--- START Material to process ---

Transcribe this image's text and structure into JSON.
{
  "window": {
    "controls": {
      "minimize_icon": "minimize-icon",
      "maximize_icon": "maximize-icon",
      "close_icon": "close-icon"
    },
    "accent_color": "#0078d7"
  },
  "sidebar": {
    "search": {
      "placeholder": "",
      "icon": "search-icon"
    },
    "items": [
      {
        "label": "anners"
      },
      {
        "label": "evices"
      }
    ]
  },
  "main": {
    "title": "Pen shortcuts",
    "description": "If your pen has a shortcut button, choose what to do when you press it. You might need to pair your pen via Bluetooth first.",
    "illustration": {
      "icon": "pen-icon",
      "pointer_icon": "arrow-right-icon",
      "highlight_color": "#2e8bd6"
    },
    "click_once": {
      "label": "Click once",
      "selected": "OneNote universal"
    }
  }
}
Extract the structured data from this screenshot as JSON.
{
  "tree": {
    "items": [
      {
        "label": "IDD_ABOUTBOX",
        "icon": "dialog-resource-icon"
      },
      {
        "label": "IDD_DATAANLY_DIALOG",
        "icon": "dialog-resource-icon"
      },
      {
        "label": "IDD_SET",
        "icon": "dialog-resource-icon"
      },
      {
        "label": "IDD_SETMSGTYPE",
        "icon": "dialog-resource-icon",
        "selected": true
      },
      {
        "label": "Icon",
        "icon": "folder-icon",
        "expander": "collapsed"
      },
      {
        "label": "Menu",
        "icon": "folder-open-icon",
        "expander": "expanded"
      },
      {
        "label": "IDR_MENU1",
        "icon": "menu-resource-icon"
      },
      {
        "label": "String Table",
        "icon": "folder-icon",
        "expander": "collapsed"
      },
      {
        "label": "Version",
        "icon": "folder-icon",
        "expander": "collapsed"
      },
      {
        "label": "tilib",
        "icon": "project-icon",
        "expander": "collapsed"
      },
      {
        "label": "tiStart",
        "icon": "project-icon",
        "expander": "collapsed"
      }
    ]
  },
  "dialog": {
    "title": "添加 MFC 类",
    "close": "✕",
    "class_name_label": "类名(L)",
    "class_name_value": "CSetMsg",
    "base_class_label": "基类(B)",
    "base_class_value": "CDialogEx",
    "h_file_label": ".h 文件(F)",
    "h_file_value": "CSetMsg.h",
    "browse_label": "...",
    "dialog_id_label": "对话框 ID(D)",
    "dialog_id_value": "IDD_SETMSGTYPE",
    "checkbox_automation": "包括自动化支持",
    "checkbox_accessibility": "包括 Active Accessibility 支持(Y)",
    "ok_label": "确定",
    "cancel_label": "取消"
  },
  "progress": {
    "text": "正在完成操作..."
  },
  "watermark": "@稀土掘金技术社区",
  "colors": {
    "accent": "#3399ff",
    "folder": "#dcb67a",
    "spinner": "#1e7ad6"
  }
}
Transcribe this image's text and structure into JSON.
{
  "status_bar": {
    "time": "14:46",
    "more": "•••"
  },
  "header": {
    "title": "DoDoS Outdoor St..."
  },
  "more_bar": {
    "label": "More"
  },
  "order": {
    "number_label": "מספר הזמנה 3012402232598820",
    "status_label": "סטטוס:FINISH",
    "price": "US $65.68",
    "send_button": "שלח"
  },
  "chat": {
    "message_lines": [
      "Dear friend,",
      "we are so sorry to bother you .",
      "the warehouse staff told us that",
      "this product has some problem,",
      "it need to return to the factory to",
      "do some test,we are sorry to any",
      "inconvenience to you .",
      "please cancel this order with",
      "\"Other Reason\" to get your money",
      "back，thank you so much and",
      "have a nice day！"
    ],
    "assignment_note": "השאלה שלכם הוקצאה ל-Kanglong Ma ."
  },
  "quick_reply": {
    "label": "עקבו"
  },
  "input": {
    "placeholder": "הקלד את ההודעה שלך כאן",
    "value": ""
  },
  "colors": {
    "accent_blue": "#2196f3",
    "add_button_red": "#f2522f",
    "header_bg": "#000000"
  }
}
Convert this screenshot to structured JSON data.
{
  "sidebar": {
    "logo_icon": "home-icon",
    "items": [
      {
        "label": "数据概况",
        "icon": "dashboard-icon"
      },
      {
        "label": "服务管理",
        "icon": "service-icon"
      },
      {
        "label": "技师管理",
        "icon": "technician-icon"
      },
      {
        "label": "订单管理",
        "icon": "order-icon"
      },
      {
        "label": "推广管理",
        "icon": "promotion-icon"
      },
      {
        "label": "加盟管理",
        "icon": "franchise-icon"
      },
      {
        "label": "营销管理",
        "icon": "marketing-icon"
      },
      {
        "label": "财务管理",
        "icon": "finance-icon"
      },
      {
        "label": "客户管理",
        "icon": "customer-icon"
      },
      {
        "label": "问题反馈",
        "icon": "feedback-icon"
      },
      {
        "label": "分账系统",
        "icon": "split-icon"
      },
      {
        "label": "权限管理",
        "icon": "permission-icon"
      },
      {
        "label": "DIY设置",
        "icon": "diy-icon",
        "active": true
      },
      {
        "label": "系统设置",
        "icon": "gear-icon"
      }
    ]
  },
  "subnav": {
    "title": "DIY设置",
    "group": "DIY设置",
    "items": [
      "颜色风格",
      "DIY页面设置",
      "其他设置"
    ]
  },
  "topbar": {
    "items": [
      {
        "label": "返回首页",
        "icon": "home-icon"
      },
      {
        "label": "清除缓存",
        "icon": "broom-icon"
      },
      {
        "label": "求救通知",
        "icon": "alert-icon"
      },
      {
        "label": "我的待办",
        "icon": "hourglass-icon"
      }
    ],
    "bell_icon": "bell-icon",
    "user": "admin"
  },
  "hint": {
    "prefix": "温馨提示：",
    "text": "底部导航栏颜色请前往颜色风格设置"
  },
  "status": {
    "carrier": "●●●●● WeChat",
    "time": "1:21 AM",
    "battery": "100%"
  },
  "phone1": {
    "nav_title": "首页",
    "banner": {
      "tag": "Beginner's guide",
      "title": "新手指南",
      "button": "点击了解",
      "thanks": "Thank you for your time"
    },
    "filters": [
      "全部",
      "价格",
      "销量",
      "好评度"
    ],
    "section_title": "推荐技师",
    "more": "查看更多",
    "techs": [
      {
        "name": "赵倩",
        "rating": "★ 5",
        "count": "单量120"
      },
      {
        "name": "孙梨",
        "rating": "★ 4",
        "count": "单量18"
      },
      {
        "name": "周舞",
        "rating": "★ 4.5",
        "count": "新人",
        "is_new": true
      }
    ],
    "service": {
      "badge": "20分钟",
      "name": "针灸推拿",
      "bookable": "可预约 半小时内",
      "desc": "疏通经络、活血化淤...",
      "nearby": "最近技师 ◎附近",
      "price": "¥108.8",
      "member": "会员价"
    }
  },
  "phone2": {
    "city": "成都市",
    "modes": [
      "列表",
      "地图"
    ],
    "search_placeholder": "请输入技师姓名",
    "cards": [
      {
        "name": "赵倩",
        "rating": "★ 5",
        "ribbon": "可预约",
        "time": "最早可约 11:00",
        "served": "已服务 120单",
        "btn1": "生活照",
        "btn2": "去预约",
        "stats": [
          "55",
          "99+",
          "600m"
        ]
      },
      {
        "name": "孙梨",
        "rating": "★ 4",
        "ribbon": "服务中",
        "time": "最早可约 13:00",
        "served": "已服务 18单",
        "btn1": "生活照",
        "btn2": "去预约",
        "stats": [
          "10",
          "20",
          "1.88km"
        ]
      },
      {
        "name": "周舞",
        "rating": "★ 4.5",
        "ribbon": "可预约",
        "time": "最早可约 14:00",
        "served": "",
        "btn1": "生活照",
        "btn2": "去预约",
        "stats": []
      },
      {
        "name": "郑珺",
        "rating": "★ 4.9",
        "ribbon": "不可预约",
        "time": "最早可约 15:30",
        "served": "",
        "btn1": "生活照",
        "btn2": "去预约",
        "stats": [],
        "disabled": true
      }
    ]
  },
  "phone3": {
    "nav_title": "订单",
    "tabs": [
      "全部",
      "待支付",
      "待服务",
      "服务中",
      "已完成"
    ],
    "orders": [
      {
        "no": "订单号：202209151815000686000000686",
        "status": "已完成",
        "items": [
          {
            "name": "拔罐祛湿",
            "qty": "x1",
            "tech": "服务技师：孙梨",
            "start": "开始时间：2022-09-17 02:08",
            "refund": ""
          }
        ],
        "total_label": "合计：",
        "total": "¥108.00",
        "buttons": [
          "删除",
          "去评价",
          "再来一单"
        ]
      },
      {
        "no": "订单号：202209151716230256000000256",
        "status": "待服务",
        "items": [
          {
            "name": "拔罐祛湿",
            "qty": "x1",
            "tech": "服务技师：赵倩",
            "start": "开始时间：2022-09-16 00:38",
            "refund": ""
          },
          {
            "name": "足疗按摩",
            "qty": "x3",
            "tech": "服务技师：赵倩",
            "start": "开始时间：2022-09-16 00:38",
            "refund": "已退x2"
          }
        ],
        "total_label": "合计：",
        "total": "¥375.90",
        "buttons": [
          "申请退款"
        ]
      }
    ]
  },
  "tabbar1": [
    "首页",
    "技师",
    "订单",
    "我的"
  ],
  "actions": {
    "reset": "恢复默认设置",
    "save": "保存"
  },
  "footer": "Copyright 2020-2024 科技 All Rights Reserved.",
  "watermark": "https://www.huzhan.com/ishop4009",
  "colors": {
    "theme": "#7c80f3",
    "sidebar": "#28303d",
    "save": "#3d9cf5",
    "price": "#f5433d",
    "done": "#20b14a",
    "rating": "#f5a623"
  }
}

--- END Material to process ---

- Prompt -
Check each line above for the word "text", and copy the lines where it appears.

- Complete response -
Transcribe this image's text and structure into JSON.
    "text": "正在完成操作..."
Transcribe this image's text and structure into JSON.
    "text": "底部导航栏颜色请前往颜色风格设置"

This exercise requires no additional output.